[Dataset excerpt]

+ + + + + + +

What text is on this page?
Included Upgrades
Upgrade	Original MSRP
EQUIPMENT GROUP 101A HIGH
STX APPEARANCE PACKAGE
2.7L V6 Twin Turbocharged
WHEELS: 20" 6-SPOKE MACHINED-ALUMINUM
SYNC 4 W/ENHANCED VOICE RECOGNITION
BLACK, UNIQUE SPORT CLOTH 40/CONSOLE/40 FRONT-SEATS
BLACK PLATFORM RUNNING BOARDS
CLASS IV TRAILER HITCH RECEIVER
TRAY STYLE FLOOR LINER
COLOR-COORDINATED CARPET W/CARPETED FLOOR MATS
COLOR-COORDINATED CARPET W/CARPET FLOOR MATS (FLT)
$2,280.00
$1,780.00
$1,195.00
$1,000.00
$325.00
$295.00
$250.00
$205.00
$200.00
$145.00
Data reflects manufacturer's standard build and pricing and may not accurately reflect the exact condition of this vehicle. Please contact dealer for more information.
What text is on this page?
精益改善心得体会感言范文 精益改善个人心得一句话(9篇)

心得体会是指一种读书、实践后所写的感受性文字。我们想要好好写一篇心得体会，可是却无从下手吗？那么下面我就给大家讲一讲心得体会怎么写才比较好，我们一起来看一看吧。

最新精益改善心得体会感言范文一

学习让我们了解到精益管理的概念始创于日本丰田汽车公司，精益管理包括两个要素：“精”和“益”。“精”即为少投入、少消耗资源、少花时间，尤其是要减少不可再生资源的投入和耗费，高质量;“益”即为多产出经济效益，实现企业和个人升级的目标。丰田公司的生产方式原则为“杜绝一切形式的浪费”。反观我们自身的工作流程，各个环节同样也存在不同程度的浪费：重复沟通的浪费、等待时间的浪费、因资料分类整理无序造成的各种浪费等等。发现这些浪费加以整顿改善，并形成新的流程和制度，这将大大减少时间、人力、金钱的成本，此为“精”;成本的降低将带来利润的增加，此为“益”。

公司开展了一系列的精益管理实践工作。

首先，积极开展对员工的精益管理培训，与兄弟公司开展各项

+ + + + + + +

● EXERCISE DESCRIPTION: Give the count of lines in the listing that hold the word "BLACK", with no other text.

● WRITTEN SOLUTION: 2